TASK REQUIREMENTS → Images must not appear in your copy; reproduce every other part of the records exactly.

====

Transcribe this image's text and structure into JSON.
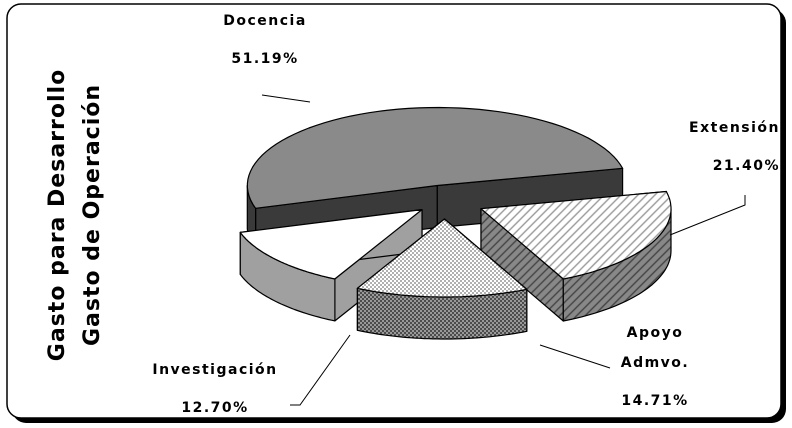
{
  "chart_data": {
    "type": "pie3d",
    "title": "Gasto para Desarrollo",
    "subtitle": "Gasto de Operación",
    "categories": [
      "Docencia",
      "Extensión",
      "Apoyo Admvo.",
      "Investigación"
    ],
    "values": [
      51.19,
      21.4,
      14.71,
      12.7
    ],
    "value_labels": [
      "51.19%",
      "21.40%",
      "14.71%",
      "12.70%"
    ],
    "colors": [
      "#8a8a8a",
      "#ffffff",
      "#ffffff",
      "#ffffff"
    ],
    "patterns": [
      null,
      "hatch",
      "dots",
      null
    ]
  }
}
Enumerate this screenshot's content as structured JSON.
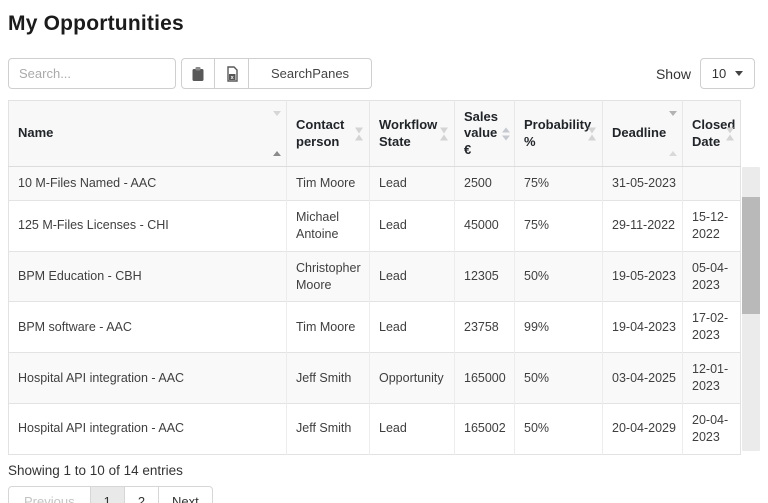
{
  "page": {
    "title": "My Opportunities"
  },
  "toolbar": {
    "search": {
      "placeholder": "Search..."
    },
    "export_buttons": [
      {
        "key": "copy",
        "icon": "clipboard-icon"
      },
      {
        "key": "excel",
        "icon": "excel-file-icon"
      }
    ],
    "searchpanes_label": "SearchPanes",
    "length_menu": {
      "label": "Show",
      "selected": "10",
      "icon": "caret-down-icon"
    }
  },
  "table": {
    "columns": [
      {
        "key": "name",
        "label": "Name",
        "sort": "asc"
      },
      {
        "key": "contact-person",
        "label": "Contact person",
        "sort": "unsorted"
      },
      {
        "key": "workflow-state",
        "label": "Workflow State",
        "sort": "unsorted"
      },
      {
        "key": "sales-value",
        "label": "Sales value €",
        "sort": "both"
      },
      {
        "key": "probability",
        "label": "Probability %",
        "sort": "unsorted"
      },
      {
        "key": "deadline",
        "label": "Deadline",
        "sort": "desc"
      },
      {
        "key": "closed-date",
        "label": "Closed Date",
        "sort": "unsorted"
      }
    ],
    "rows": [
      [
        "10 M-Files Named - AAC",
        "Tim Moore",
        "Lead",
        "2500",
        "75%",
        "31-05-2023",
        ""
      ],
      [
        "125 M-Files Licenses - CHI",
        "Michael Antoine",
        "Lead",
        "45000",
        "75%",
        "29-11-2022",
        "15-12-2022"
      ],
      [
        "BPM Education - CBH",
        "Christopher Moore",
        "Lead",
        "12305",
        "50%",
        "19-05-2023",
        "05-04-2023"
      ],
      [
        "BPM software - AAC",
        "Tim Moore",
        "Lead",
        "23758",
        "99%",
        "19-04-2023",
        "17-02-2023"
      ],
      [
        "Hospital API integration - AAC",
        "Jeff Smith",
        "Opportunity",
        "165000",
        "50%",
        "03-04-2025",
        "12-01-2023"
      ],
      [
        "Hospital API integration - AAC",
        "Jeff Smith",
        "Lead",
        "165002",
        "50%",
        "20-04-2029",
        "20-04-2023"
      ]
    ]
  },
  "footer": {
    "info": "Showing 1 to 10 of 14 entries",
    "pagination": [
      {
        "label": "Previous",
        "state": "disabled"
      },
      {
        "label": "1",
        "state": "active"
      },
      {
        "label": "2",
        "state": "default"
      },
      {
        "label": "Next",
        "state": "default"
      }
    ]
  },
  "colors": {
    "header_bg": "#f8f8f8",
    "stripe_bg": "#f9f9f9",
    "border": "#e2e2e2",
    "sort_active": "#8b8b8b",
    "sort_inactive": "#d4d4d4",
    "scrollbar_thumb": "#b9b9b9",
    "active_page_bg": "#e9e9e9"
  }
}
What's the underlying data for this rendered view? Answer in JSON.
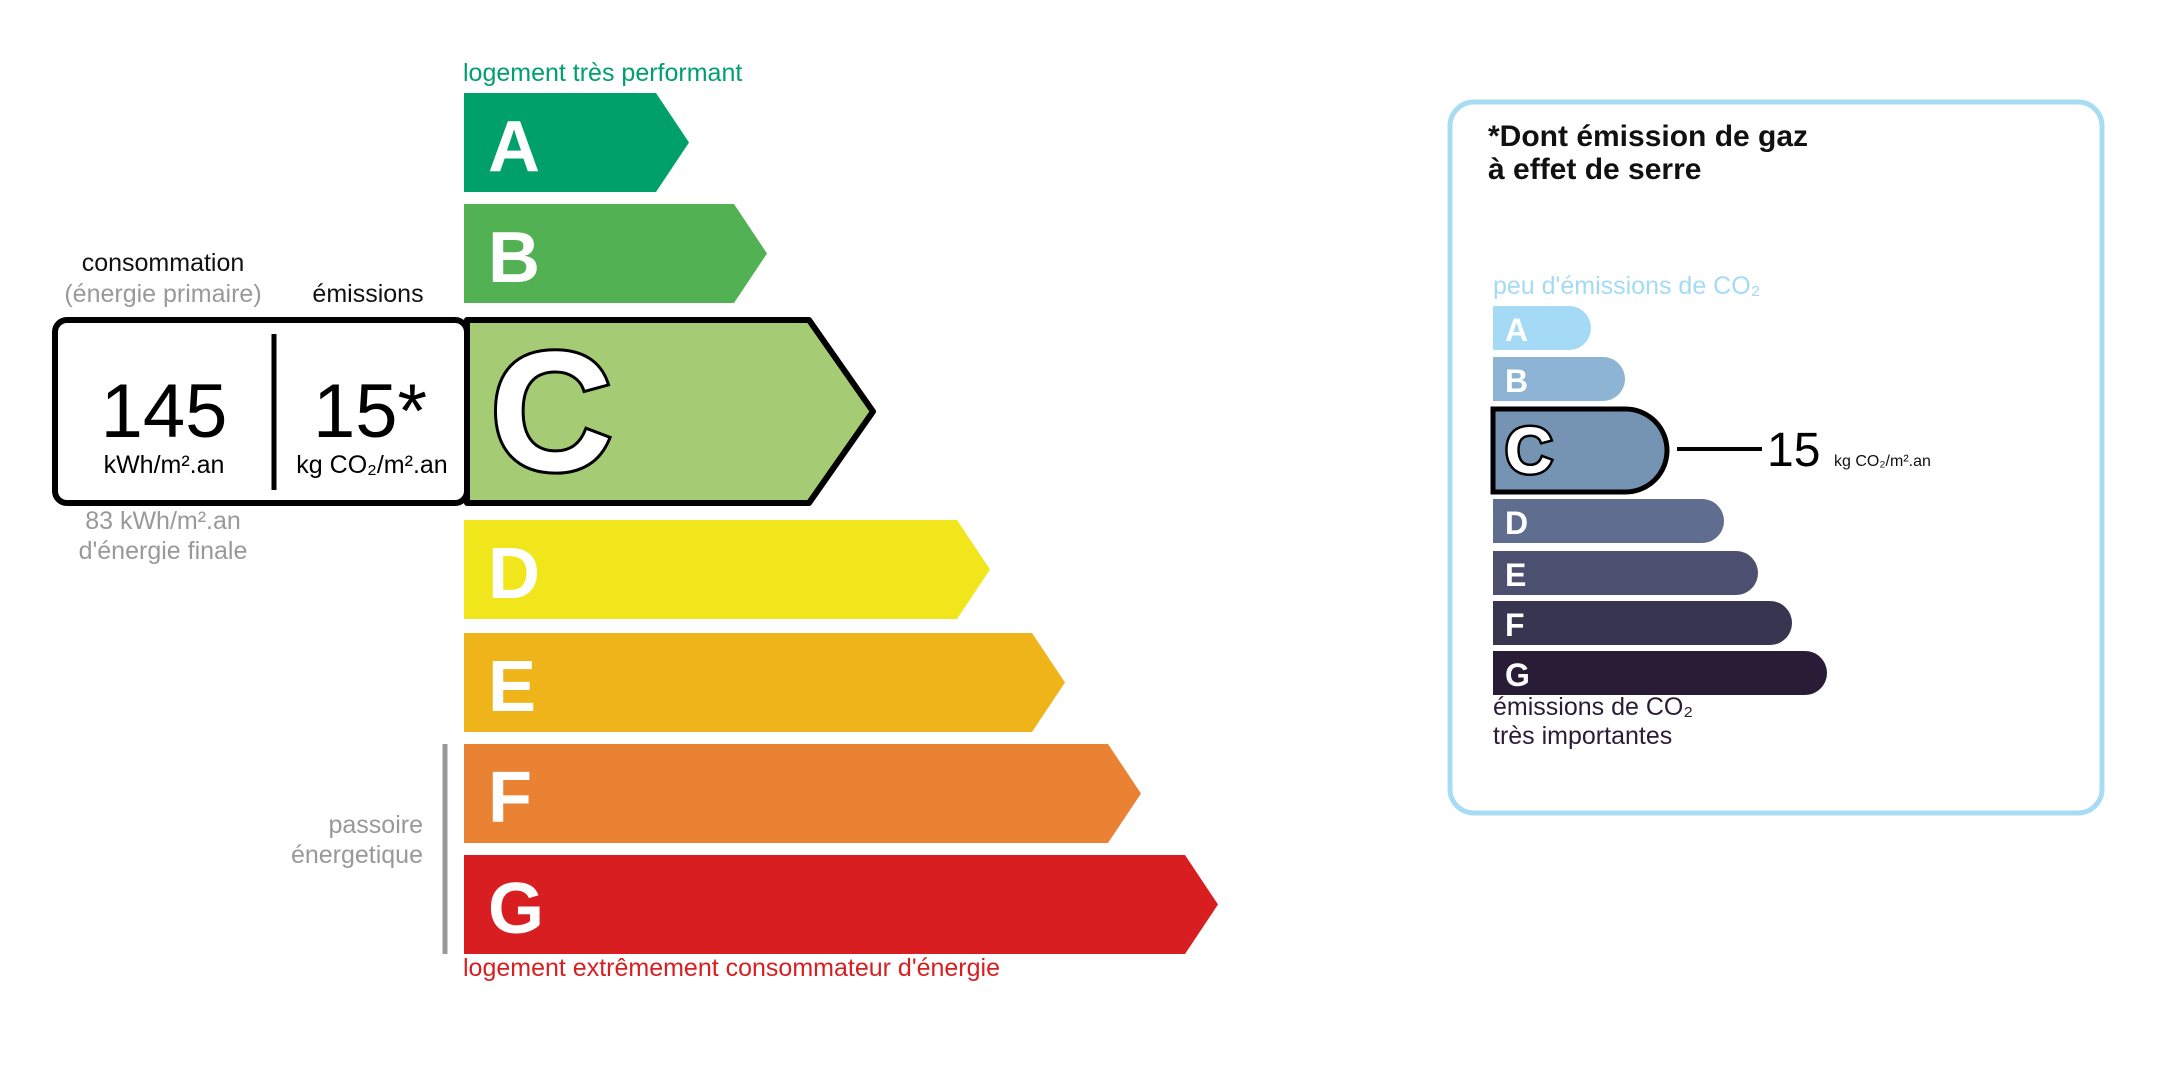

====

EXERCISE OUTPUT →
Transcribe this image's text and structure into JSON.
{
  "chart_data": {
    "type": "pie3d",
    "title": "Gasto para Desarrollo",
    "subtitle": "Gasto de Operación",
    "categories": [
      "Docencia",
      "Extensión",
      "Apoyo Admvo.",
      "Investigación"
    ],
    "values": [
      51.19,
      21.4,
      14.71,
      12.7
    ],
    "value_labels": [
      "51.19%",
      "21.40%",
      "14.71%",
      "12.70%"
    ],
    "colors": [
      "#8a8a8a",
      "#ffffff",
      "#ffffff",
      "#ffffff"
    ],
    "patterns": [
      null,
      "hatch",
      "dots",
      null
    ]
  }
}
Enumerate this screenshot's content as structured JSON.
{
  "page": {
    "title": "My Opportunities"
  },
  "toolbar": {
    "search": {
      "placeholder": "Search..."
    },
    "export_buttons": [
      {
        "key": "copy",
        "icon": "clipboard-icon"
      },
      {
        "key": "excel",
        "icon": "excel-file-icon"
      }
    ],
    "searchpanes_label": "SearchPanes",
    "length_menu": {
      "label": "Show",
      "selected": "10",
      "icon": "caret-down-icon"
    }
  },
  "table": {
    "columns": [
      {
        "key": "name",
        "label": "Name",
        "sort": "asc"
      },
      {
        "key": "contact-person",
        "label": "Contact person",
        "sort": "unsorted"
      },
      {
        "key": "workflow-state",
        "label": "Workflow State",
        "sort": "unsorted"
      },
      {
        "key": "sales-value",
        "label": "Sales value €",
        "sort": "both"
      },
      {
        "key": "probability",
        "label": "Probability %",
        "sort": "unsorted"
      },
      {
        "key": "deadline",
        "label": "Deadline",
        "sort": "desc"
      },
      {
        "key": "closed-date",
        "label": "Closed Date",
        "sort": "unsorted"
      }
    ],
    "rows": [
      [
        "10 M-Files Named - AAC",
        "Tim Moore",
        "Lead",
        "2500",
        "75%",
        "31-05-2023",
        ""
      ],
      [
        "125 M-Files Licenses - CHI",
        "Michael Antoine",
        "Lead",
        "45000",
        "75%",
        "29-11-2022",
        "15-12-2022"
      ],
      [
        "BPM Education - CBH",
        "Christopher Moore",
        "Lead",
        "12305",
        "50%",
        "19-05-2023",
        "05-04-2023"
      ],
      [
        "BPM software - AAC",
        "Tim Moore",
        "Lead",
        "23758",
        "99%",
        "19-04-2023",
        "17-02-2023"
      ],
      [
        "Hospital API integration - AAC",
        "Jeff Smith",
        "Opportunity",
        "165000",
        "50%",
        "03-04-2025",
        "12-01-2023"
      ],
      [
        "Hospital API integration - AAC",
        "Jeff Smith",
        "Lead",
        "165002",
        "50%",
        "20-04-2029",
        "20-04-2023"
      ]
    ]
  },
  "footer": {
    "info": "Showing 1 to 10 of 14 entries",
    "pagination": [
      {
        "label": "Previous",
        "state": "disabled"
      },
      {
        "label": "1",
        "state": "active"
      },
      {
        "label": "2",
        "state": "default"
      },
      {
        "label": "Next",
        "state": "default"
      }
    ]
  },
  "colors": {
    "header_bg": "#f8f8f8",
    "stripe_bg": "#f9f9f9",
    "border": "#e2e2e2",
    "sort_active": "#8b8b8b",
    "sort_inactive": "#d4d4d4",
    "scrollbar_thumb": "#b9b9b9",
    "active_page_bg": "#e9e9e9"
  }
}
What's the underlying data for this rendered view? Answer in JSON.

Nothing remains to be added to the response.